(Entries from a dataset)
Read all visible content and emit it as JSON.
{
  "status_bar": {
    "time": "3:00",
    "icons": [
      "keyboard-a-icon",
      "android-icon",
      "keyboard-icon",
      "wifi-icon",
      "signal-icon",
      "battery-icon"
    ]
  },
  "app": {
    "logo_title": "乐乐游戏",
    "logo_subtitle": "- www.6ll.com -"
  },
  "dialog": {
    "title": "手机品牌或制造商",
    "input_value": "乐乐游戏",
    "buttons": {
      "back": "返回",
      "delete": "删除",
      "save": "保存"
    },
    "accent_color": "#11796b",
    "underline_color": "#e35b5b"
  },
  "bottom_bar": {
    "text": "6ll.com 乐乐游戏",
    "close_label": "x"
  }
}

* [Written task] Write an exact transcription of every entry above.

* [Exercise answer]
Read all visible content and emit it as JSON.
{
  "status_bar": {
    "time": "3:00",
    "icons": [
      "keyboard-a-icon",
      "android-icon",
      "keyboard-icon",
      "wifi-icon",
      "signal-icon",
      "battery-icon"
    ]
  },
  "app": {
    "logo_title": "乐乐游戏",
    "logo_subtitle": "- www.6ll.com -"
  },
  "dialog": {
    "title": "手机品牌或制造商",
    "input_value": "乐乐游戏",
    "buttons": {
      "back": "返回",
      "delete": "删除",
      "save": "保存"
    },
    "accent_color": "#11796b",
    "underline_color": "#e35b5b"
  },
  "bottom_bar": {
    "text": "6ll.com 乐乐游戏",
    "close_label": "x"
  }
}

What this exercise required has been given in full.